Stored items
────────

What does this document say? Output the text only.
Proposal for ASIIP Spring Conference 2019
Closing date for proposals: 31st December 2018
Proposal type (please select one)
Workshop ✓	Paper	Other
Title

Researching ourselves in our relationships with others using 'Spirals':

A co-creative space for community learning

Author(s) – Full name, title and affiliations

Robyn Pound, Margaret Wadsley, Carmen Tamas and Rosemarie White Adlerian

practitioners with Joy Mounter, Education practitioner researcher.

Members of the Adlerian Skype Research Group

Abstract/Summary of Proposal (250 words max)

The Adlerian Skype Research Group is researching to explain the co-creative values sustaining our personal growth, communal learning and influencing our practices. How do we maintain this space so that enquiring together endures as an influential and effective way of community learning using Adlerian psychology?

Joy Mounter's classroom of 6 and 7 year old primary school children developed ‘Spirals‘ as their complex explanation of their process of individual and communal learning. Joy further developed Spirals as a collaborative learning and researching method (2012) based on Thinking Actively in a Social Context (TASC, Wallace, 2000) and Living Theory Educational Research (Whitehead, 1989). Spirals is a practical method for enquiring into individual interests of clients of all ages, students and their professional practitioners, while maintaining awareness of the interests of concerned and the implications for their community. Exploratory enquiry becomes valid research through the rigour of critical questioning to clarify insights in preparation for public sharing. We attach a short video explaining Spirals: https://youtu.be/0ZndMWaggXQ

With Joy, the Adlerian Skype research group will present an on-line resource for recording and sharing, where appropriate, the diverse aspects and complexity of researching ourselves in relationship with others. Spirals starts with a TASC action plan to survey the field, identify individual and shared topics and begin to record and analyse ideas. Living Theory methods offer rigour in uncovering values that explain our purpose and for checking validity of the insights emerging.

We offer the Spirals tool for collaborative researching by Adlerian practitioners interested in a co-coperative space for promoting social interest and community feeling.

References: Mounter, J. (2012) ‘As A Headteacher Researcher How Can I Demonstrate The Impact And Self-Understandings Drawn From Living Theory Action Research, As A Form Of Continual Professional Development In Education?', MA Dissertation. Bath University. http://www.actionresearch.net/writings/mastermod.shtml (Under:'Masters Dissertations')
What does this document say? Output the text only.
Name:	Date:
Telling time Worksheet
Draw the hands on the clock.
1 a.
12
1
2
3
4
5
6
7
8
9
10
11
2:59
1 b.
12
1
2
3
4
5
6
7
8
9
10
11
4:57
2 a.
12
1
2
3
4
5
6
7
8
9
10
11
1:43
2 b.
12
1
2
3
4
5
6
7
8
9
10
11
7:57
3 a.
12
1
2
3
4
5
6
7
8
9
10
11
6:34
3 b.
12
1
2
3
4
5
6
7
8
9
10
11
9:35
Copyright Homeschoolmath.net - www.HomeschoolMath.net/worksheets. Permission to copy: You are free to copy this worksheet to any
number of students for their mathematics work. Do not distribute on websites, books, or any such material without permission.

────────

* [The task]
Extract the whole listing, character for character.

* [Expected answer]
What does this document say? Output the text only.
Proposal for ASIIP Spring Conference 2019
Closing date for proposals: 31st December 2018
Proposal type (please select one)
Workshop ✓	Paper	Other
Title

Researching ourselves in our relationships with others using 'Spirals':

A co-creative space for community learning

Author(s) – Full name, title and affiliations

Robyn Pound, Margaret Wadsley, Carmen Tamas and Rosemarie White Adlerian

practitioners with Joy Mounter, Education practitioner researcher.

Members of the Adlerian Skype Research Group

Abstract/Summary of Proposal (250 words max)

The Adlerian Skype Research Group is researching to explain the co-creative values sustaining our personal growth, communal learning and influencing our practices. How do we maintain this space so that enquiring together endures as an influential and effective way of community learning using Adlerian psychology?

Joy Mounter's classroom of 6 and 7 year old primary school children developed ‘Spirals‘ as their complex explanation of their process of individual and communal learning. Joy further developed Spirals as a collaborative learning and researching method (2012) based on Thinking Actively in a Social Context (TASC, Wallace, 2000) and Living Theory Educational Research (Whitehead, 1989). Spirals is a practical method for enquiring into individual interests of clients of all ages, students and their professional practitioners, while maintaining awareness of the interests of concerned and the implications for their community. Exploratory enquiry becomes valid research through the rigour of critical questioning to clarify insights in preparation for public sharing. We attach a short video explaining Spirals: https://youtu.be/0ZndMWaggXQ

With Joy, the Adlerian Skype research group will present an on-line resource for recording and sharing, where appropriate, the diverse aspects and complexity of researching ourselves in relationship with others. Spirals starts with a TASC action plan to survey the field, identify individual and shared topics and begin to record and analyse ideas. Living Theory methods offer rigour in uncovering values that explain our purpose and for checking validity of the insights emerging.

We offer the Spirals tool for collaborative researching by Adlerian practitioners interested in a co-coperative space for promoting social interest and community feeling.

References: Mounter, J. (2012) ‘As A Headteacher Researcher How Can I Demonstrate The Impact And Self-Understandings Drawn From Living Theory Action Research, As A Form Of Continual Professional Development In Education?', MA Dissertation. Bath University. http://www.actionresearch.net/writings/mastermod.shtml (Under:'Masters Dissertations')
What does this document say? Output the text only.
Name:	Date:
Telling time Worksheet
Draw the hands on the clock.
1 a.
12
1
2
3
4
5
6
7
8
9
10
11
2:59
1 b.
12
1
2
3
4
5
6
7
8
9
10
11
4:57
2 a.
12
1
2
3
4
5
6
7
8
9
10
11
1:43
2 b.
12
1
2
3
4
5
6
7
8
9
10
11
7:57
3 a.
12
1
2
3
4
5
6
7
8
9
10
11
6:34
3 b.
12
1
2
3
4
5
6
7
8
9
10
11
9:35
Copyright Homeschoolmath.net - www.HomeschoolMath.net/worksheets. Permission to copy: You are free to copy this worksheet to any
number of students for their mathematics work. Do not distribute on websites, books, or any such material without permission.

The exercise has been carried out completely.